> _YOUR GOAL_
Return each line of the data below verbatim; pictures are to be left out.
======== RECORD EXTRACTS
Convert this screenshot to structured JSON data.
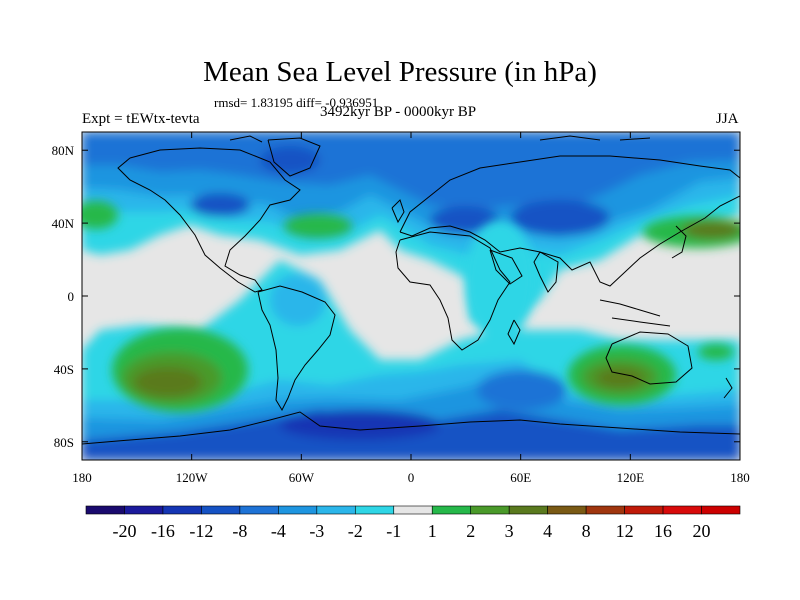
{
  "chart_data": {
    "type": "heatmap",
    "title": "Mean Sea Level Pressure (in hPa)",
    "stats_line": "rmsd= 1.83195 diff= -0.936951",
    "experiment": "Expt = tEWtx-tevta",
    "period": "3492kyr BP - 0000kyr BP",
    "season": "JJA",
    "x_range": [
      -180,
      180
    ],
    "y_range": [
      -90,
      90
    ],
    "x_ticks": [
      {
        "value": -180,
        "label": "180"
      },
      {
        "value": -120,
        "label": "120W"
      },
      {
        "value": -60,
        "label": "60W"
      },
      {
        "value": 0,
        "label": "0"
      },
      {
        "value": 60,
        "label": "60E"
      },
      {
        "value": 120,
        "label": "120E"
      },
      {
        "value": 180,
        "label": "180"
      }
    ],
    "y_ticks": [
      {
        "value": 80,
        "label": "80N"
      },
      {
        "value": 40,
        "label": "40N"
      },
      {
        "value": 0,
        "label": "0"
      },
      {
        "value": -40,
        "label": "40S"
      },
      {
        "value": -80,
        "label": "80S"
      }
    ],
    "colorbar": {
      "levels": [
        "-20",
        "-16",
        "-12",
        "-8",
        "-4",
        "-3",
        "-2",
        "-1",
        "1",
        "2",
        "3",
        "4",
        "8",
        "12",
        "16",
        "20"
      ],
      "colors": [
        "#1a0a6e",
        "#1b1a9c",
        "#1435b4",
        "#1552c4",
        "#1e73d6",
        "#1e95e0",
        "#2bb6ea",
        "#2fd6e6",
        "#e6e6e6",
        "#26b84a",
        "#4a9a2a",
        "#5a7a1e",
        "#7a5a14",
        "#a0360e",
        "#c01a08",
        "#d80a0a",
        "#cc0000"
      ]
    },
    "fields": [
      {
        "name": "land-sea-base",
        "value_class": "-1 to 1"
      },
      {
        "name": "northern-band",
        "value_class": "-4 to -2"
      },
      {
        "name": "southern-ocean-band",
        "value_class": "-4 to -1"
      },
      {
        "name": "antarctic-margin",
        "value_class": "-8 to -4"
      },
      {
        "name": "south-pacific-high",
        "value_class": "2 to 4"
      },
      {
        "name": "south-indian-high",
        "value_class": "2 to 4"
      },
      {
        "name": "north-pacific-high",
        "value_class": "2 to 4"
      },
      {
        "name": "north-atlantic-high",
        "value_class": "1 to 2"
      }
    ]
  }
}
================
> _THE OUTPUT_
Convert this screenshot to structured JSON data.
{
  "chart_data": {
    "type": "heatmap",
    "title": "Mean Sea Level Pressure (in hPa)",
    "stats_line": "rmsd= 1.83195 diff= -0.936951",
    "experiment": "Expt = tEWtx-tevta",
    "period": "3492kyr BP - 0000kyr BP",
    "season": "JJA",
    "x_range": [
      -180,
      180
    ],
    "y_range": [
      -90,
      90
    ],
    "x_ticks": [
      {
        "value": -180,
        "label": "180"
      },
      {
        "value": -120,
        "label": "120W"
      },
      {
        "value": -60,
        "label": "60W"
      },
      {
        "value": 0,
        "label": "0"
      },
      {
        "value": 60,
        "label": "60E"
      },
      {
        "value": 120,
        "label": "120E"
      },
      {
        "value": 180,
        "label": "180"
      }
    ],
    "y_ticks": [
      {
        "value": 80,
        "label": "80N"
      },
      {
        "value": 40,
        "label": "40N"
      },
      {
        "value": 0,
        "label": "0"
      },
      {
        "value": -40,
        "label": "40S"
      },
      {
        "value": -80,
        "label": "80S"
      }
    ],
    "colorbar": {
      "levels": [
        "-20",
        "-16",
        "-12",
        "-8",
        "-4",
        "-3",
        "-2",
        "-1",
        "1",
        "2",
        "3",
        "4",
        "8",
        "12",
        "16",
        "20"
      ],
      "colors": [
        "#1a0a6e",
        "#1b1a9c",
        "#1435b4",
        "#1552c4",
        "#1e73d6",
        "#1e95e0",
        "#2bb6ea",
        "#2fd6e6",
        "#e6e6e6",
        "#26b84a",
        "#4a9a2a",
        "#5a7a1e",
        "#7a5a14",
        "#a0360e",
        "#c01a08",
        "#d80a0a",
        "#cc0000"
      ]
    },
    "fields": [
      {
        "name": "land-sea-base",
        "value_class": "-1 to 1"
      },
      {
        "name": "northern-band",
        "value_class": "-4 to -2"
      },
      {
        "name": "southern-ocean-band",
        "value_class": "-4 to -1"
      },
      {
        "name": "antarctic-margin",
        "value_class": "-8 to -4"
      },
      {
        "name": "south-pacific-high",
        "value_class": "2 to 4"
      },
      {
        "name": "south-indian-high",
        "value_class": "2 to 4"
      },
      {
        "name": "north-pacific-high",
        "value_class": "2 to 4"
      },
      {
        "name": "north-atlantic-high",
        "value_class": "1 to 2"
      }
    ]
  }
}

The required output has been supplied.